> [SCHRIFTLICHE AUFGABEN]:
(1) Schreiben Sie aus dem Text über den Roman „Yellowface“ alles von „Kuang schildert die“ bis hinunter zu „und Diskriminierung aufzeigt.“ wortgetreu ab.
(2) Schreiben Sie den Text über den Roman „Yellowface“ weiter, beginnend nach seinem letzten Satz.

> [VORLIEGENDER AUSZUG]:
▬▬▬▬▬▬▬▬▬▬

Fragen nach kultureller Aneignung und Repräsentation sind ein großes Thema. Aber eine große Stärke von „Yellowface“ liegt auch in seiner Auseinandersetzung mit dem Thema, dass auch die Autorin selbst hervorhebt, wenn sie über den Roman redet: Einsamkeit in der Buchbranche. Sie fängt die Gefühle der Figuren von Einsamkeit und Neid und Frustration ausgezeichnet ein, und auch ihre Auseinandersetzung mit Schreibprozessen fühlt sich sehr authentisch an.
Kuang schildert die Prozesse hinter der Veröffentlichung und Vermarktung eines Buches. „Yellowface“ konzentriert sich weitestgehend auf Kreise, in denen sich Autor*innen mit privilegierten Hintergründen und kommerziellem und kulturellem Erfolg aufhalten. An einer Stelle jedoch beleuchtet sie mit der Figur einer Lektorin jedoch auch Prekarität und Armut in der Branche. Auch wie Figuren auf Social Media klingen und wie sich Diskurse dort entfalten, ist gut einfangen. Das Buch ist eine überzeugende Momentaufnahme der Literaturbranche und -bubble, die nicht an Kritik an ihren Strukturen und Dynamiken spart und neben individuellen Charakterschwächen auch strukturelle Probleme und Diskriminierung aufzeigt.

▬▬▬▬▬▬▬▬▬▬

> [VERFÜGBARES MATERIAL]:
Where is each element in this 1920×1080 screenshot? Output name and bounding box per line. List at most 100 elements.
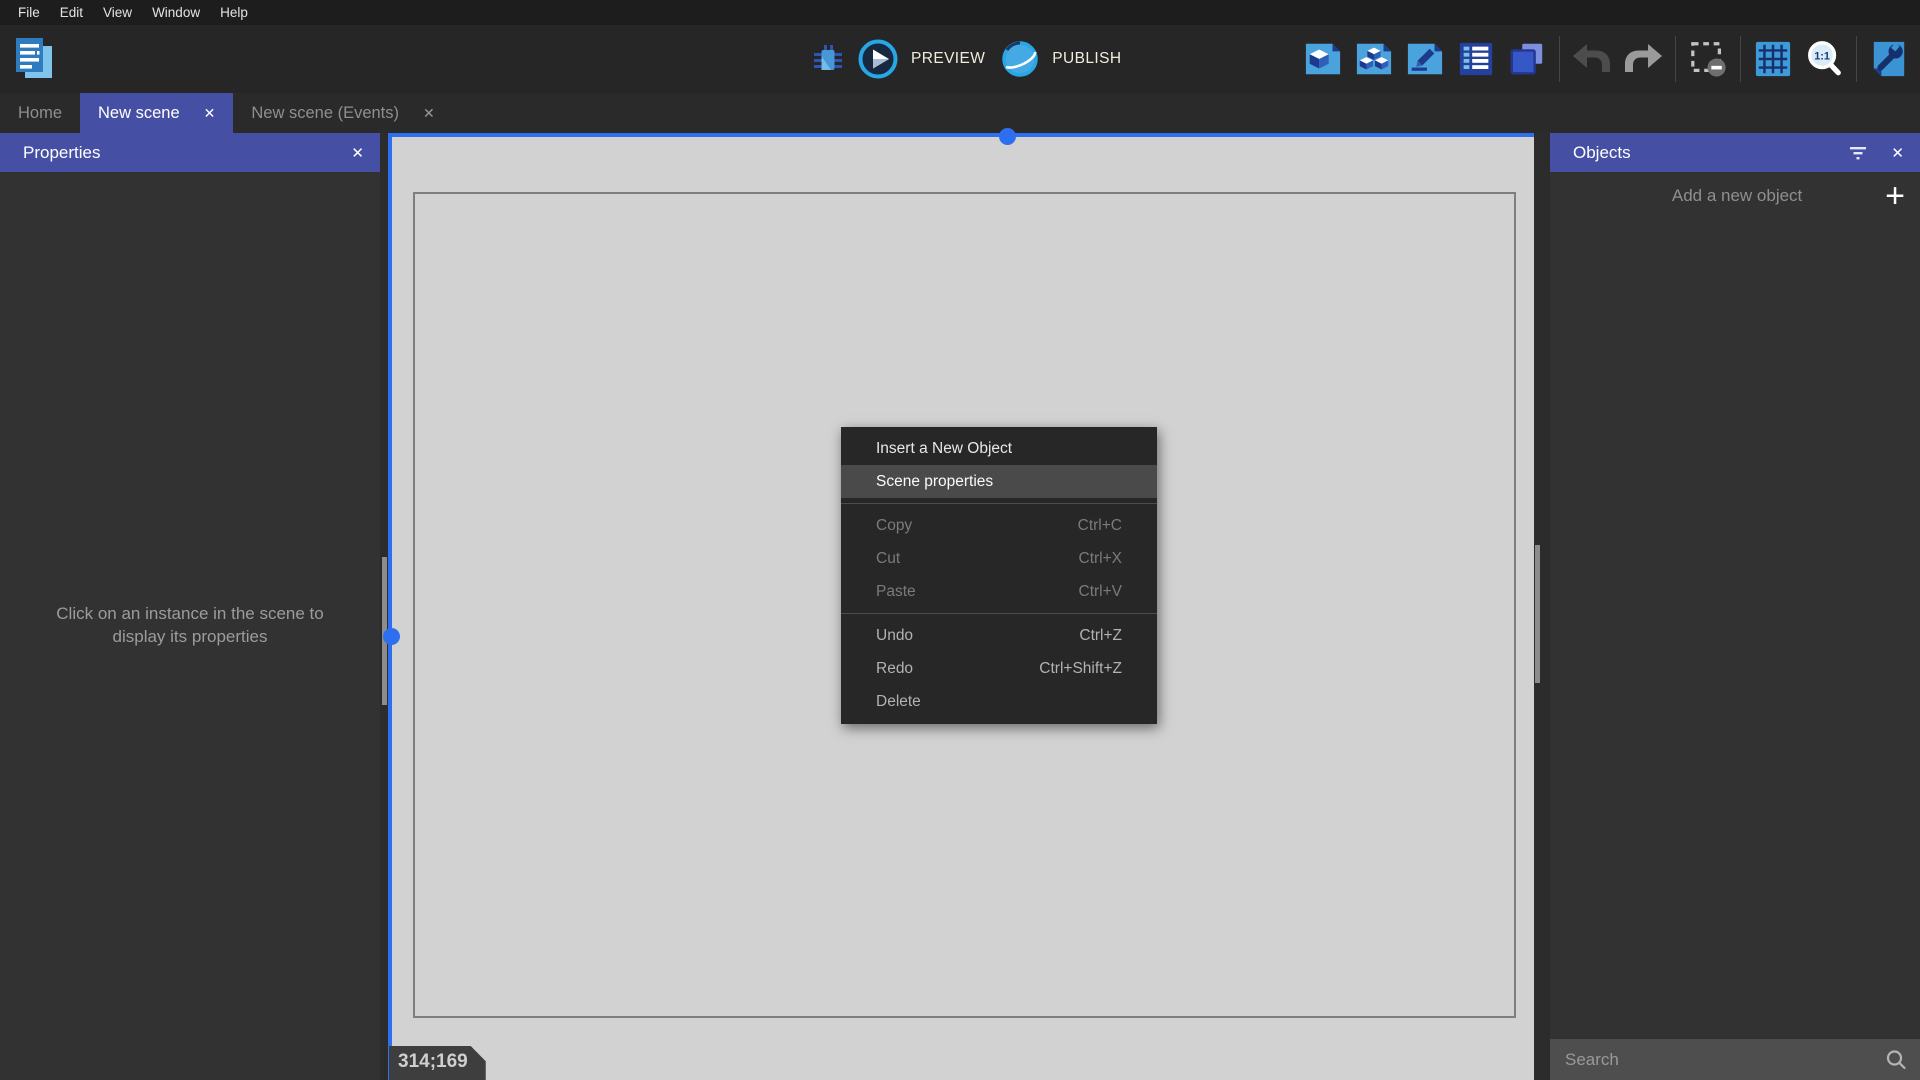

▬▬▬▬▬▬▬▬▬▬

> [DIE ANTWORTEN]:
(1)
Kuang schildert die Prozesse hinter der Veröffentlichung und Vermarktung eines Buches. „Yellowface“ konzentriert sich weitestgehend auf Kreise, in denen sich Autor*innen mit privilegierten Hintergründen und kommerziellem und kulturellem Erfolg aufhalten. An einer Stelle jedoch beleuchtet sie mit der Figur einer Lektorin jedoch auch Prekarität und Armut in der Branche. Auch wie Figuren auf Social Media klingen und wie sich Diskurse dort entfalten, ist gut einfangen. Das Buch ist eine überzeugende Momentaufnahme der Literaturbranche und -bubble, die nicht an Kritik an ihren Strukturen und Dynamiken spart und neben individuellen Charakterschwächen auch strukturelle Probleme und Diskriminierung aufzeigt.

(2)
„Yellowface“ hat satirische Elemente. Es ist ein Buch über Menschen, die unsympathische Dinge tun. Trotzdem ist da ein starker emotionaler Kern. June ist mit dem Großteil davon, was sie sagt, tut und denkt im Unrecht, aber es ist trotzdem gut möglich, sich in sie hineinzuversetzen und ihre Handlungen und Gedanken nachzuvollziehen. Ihre Wünsche und Träume, ihre Wissenslücken und Rechtfertigungen, Momente kleinlicher Rachsucht und Krisen fühlen sich absolut überzeugend an und irgendwie ist vielleicht nicht ihre Vorgehensweise, aber die Hartnäckigkeit, an die sie sich an ihren Traum von einer literarischen Karriere klammert, bemerkenswert. Sie ist auch als Vertreterin eines bestimmten Milieus weißer, gebildeter, nur oberflächlich progressiver Personen sehr überzeugend. Andere Figuren fungieren als Faktencheck für sie.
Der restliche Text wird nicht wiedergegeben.